[Start of Data shown]

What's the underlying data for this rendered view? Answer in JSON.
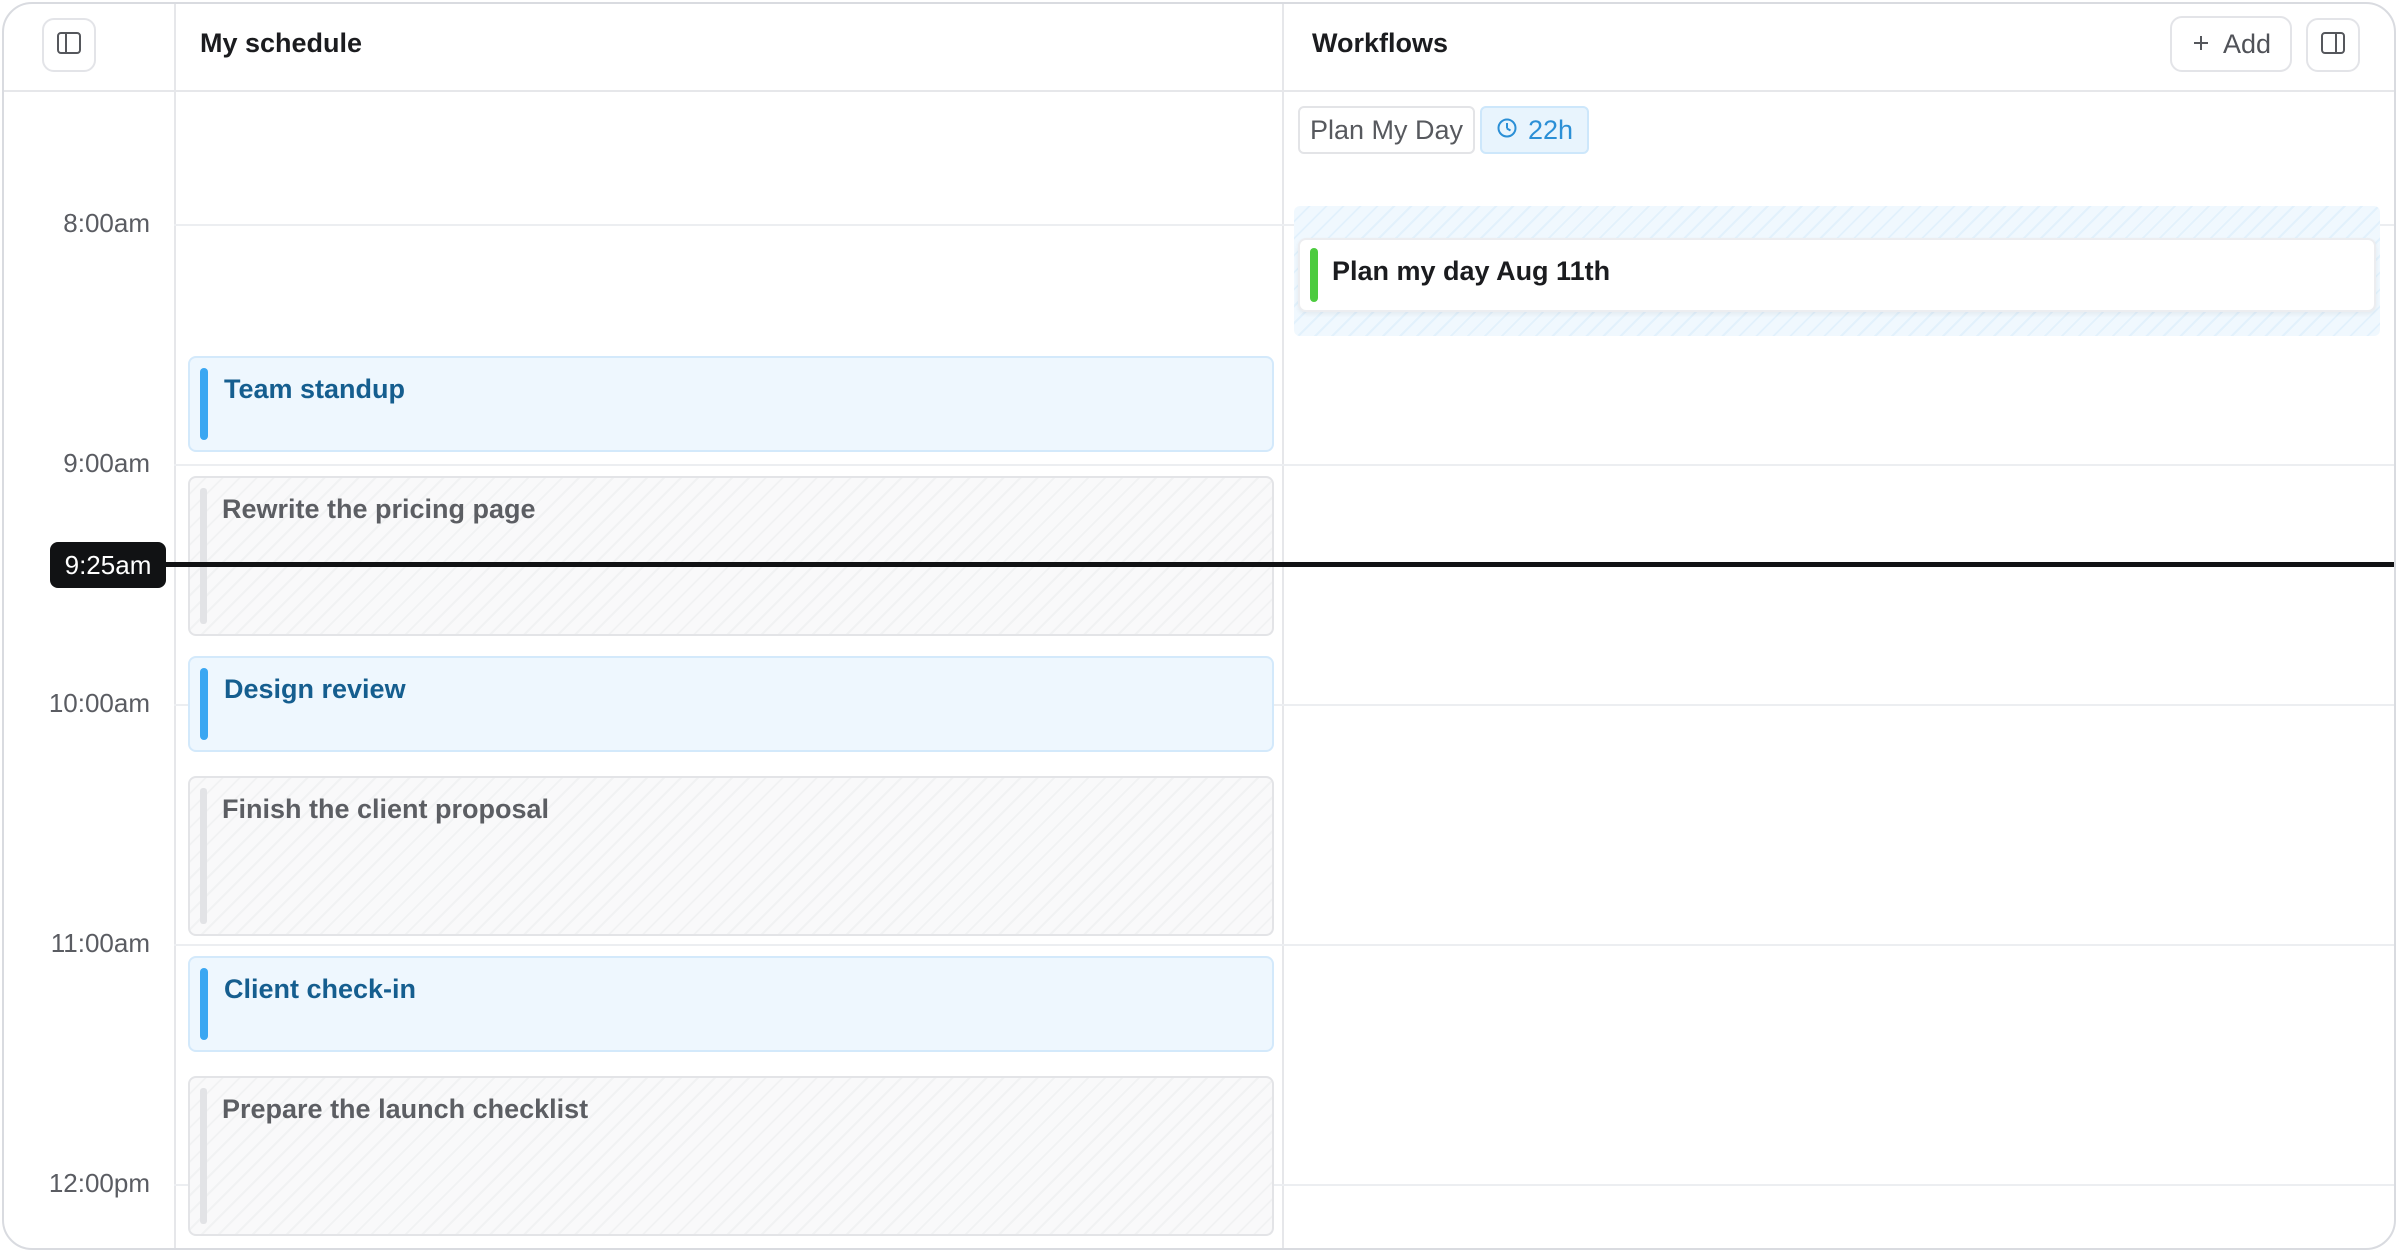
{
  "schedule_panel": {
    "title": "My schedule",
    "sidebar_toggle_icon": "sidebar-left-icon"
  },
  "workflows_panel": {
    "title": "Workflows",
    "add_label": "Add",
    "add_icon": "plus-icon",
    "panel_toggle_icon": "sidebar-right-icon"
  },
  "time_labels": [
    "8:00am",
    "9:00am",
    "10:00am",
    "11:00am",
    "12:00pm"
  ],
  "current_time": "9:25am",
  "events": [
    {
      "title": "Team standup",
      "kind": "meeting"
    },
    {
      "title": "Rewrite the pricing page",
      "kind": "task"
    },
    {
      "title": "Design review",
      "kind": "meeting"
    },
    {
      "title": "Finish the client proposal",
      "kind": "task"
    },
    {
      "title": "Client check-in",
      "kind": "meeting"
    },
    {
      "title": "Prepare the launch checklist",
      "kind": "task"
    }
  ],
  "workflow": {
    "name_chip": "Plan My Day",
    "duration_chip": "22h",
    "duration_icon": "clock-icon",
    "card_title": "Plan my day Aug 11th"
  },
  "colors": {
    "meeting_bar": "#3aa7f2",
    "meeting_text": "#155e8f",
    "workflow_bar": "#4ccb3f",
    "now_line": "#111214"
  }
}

[End of Data shown]

### Exercise aim:
Keep the pictures out of your copy, and repeat every entry above exactly.

### Solved exercise:
What's the underlying data for this rendered view? Answer in JSON.
{
  "schedule_panel": {
    "title": "My schedule",
    "sidebar_toggle_icon": "sidebar-left-icon"
  },
  "workflows_panel": {
    "title": "Workflows",
    "add_label": "Add",
    "add_icon": "plus-icon",
    "panel_toggle_icon": "sidebar-right-icon"
  },
  "time_labels": [
    "8:00am",
    "9:00am",
    "10:00am",
    "11:00am",
    "12:00pm"
  ],
  "current_time": "9:25am",
  "events": [
    {
      "title": "Team standup",
      "kind": "meeting"
    },
    {
      "title": "Rewrite the pricing page",
      "kind": "task"
    },
    {
      "title": "Design review",
      "kind": "meeting"
    },
    {
      "title": "Finish the client proposal",
      "kind": "task"
    },
    {
      "title": "Client check-in",
      "kind": "meeting"
    },
    {
      "title": "Prepare the launch checklist",
      "kind": "task"
    }
  ],
  "workflow": {
    "name_chip": "Plan My Day",
    "duration_chip": "22h",
    "duration_icon": "clock-icon",
    "card_title": "Plan my day Aug 11th"
  },
  "colors": {
    "meeting_bar": "#3aa7f2",
    "meeting_text": "#155e8f",
    "workflow_bar": "#4ccb3f",
    "now_line": "#111214"
  }
}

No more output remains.